Task to carry out
Pull out every line from the listing that has the word "true".

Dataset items
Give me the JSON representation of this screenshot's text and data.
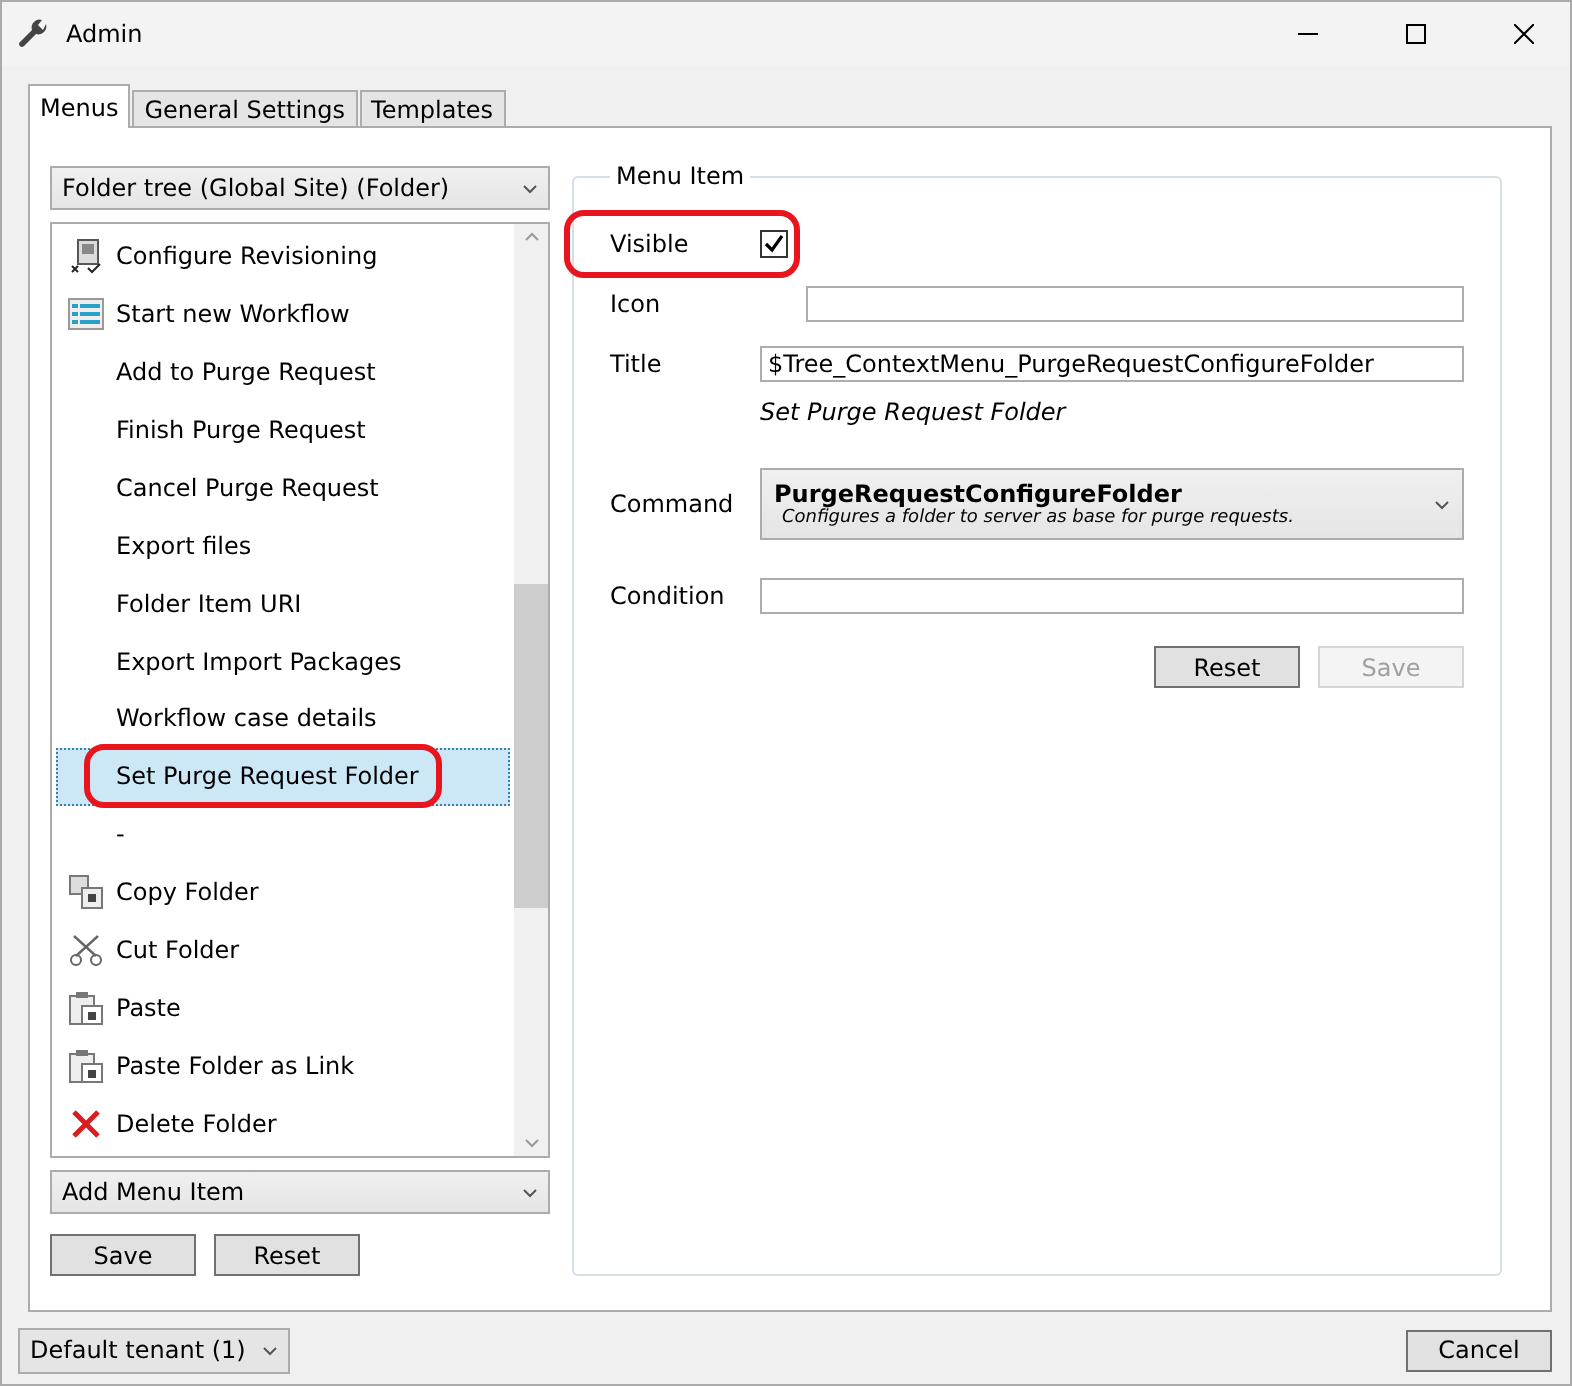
{
  "window": {
    "title": "Admin"
  },
  "tabs": [
    {
      "label": "Menus",
      "selected": true
    },
    {
      "label": "General Settings",
      "selected": false
    },
    {
      "label": "Templates",
      "selected": false
    }
  ],
  "menu_selector": {
    "value": "Folder tree (Global Site) (Folder)"
  },
  "menu_items": [
    {
      "label": "Configure Revisioning",
      "kind": "revisioning",
      "selected": false
    },
    {
      "label": "Start new Workflow",
      "kind": "workflow",
      "selected": false
    },
    {
      "label": "Add to Purge Request",
      "kind": "plain",
      "selected": false
    },
    {
      "label": "Finish Purge Request",
      "kind": "plain",
      "selected": false
    },
    {
      "label": "Cancel Purge Request",
      "kind": "plain",
      "selected": false
    },
    {
      "label": "Export files",
      "kind": "plain",
      "selected": false
    },
    {
      "label": "Folder Item URI",
      "kind": "plain",
      "selected": false
    },
    {
      "label": "Export Import Packages",
      "kind": "plain",
      "selected": false
    },
    {
      "label": "Workflow case details",
      "kind": "plain",
      "selected": false
    },
    {
      "label": "Set Purge Request Folder",
      "kind": "plain",
      "selected": true,
      "highlighted": true
    },
    {
      "label": "-",
      "kind": "plain",
      "selected": false
    },
    {
      "label": "Copy Folder",
      "kind": "copy",
      "selected": false
    },
    {
      "label": "Cut Folder",
      "kind": "cut",
      "selected": false
    },
    {
      "label": "Paste",
      "kind": "paste",
      "selected": false
    },
    {
      "label": "Paste Folder as Link",
      "kind": "paste",
      "selected": false
    },
    {
      "label": "Delete Folder",
      "kind": "delete",
      "selected": false
    }
  ],
  "add_menu_item": {
    "value": "Add Menu Item"
  },
  "left_buttons": [
    {
      "label": "Save",
      "disabled": false
    },
    {
      "label": "Reset",
      "disabled": false
    }
  ],
  "menu_item": {
    "legend": "Menu Item",
    "visible": {
      "label": "Visible",
      "checked": true,
      "highlighted": true
    },
    "icon": {
      "label": "Icon"
    },
    "title": {
      "label": "Title",
      "value": "$Tree_ContextMenu_PurgeRequestConfigureFolder",
      "hint": "Set Purge Request Folder"
    },
    "command": {
      "label": "Command",
      "value": "PurgeRequestConfigureFolder",
      "description": "Configures a folder to server as base for purge requests."
    },
    "condition": {
      "label": "Condition"
    },
    "buttons": [
      {
        "label": "Reset",
        "disabled": false
      },
      {
        "label": "Save",
        "disabled": true
      }
    ]
  },
  "tenant": {
    "value": "Default tenant (1)"
  },
  "cancel_button": {
    "label": "Cancel"
  }
}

Correct output
      "selected": true
      "selected": true,
      "highlighted": true
      "checked": true,
      "highlighted": true
        "disabled": true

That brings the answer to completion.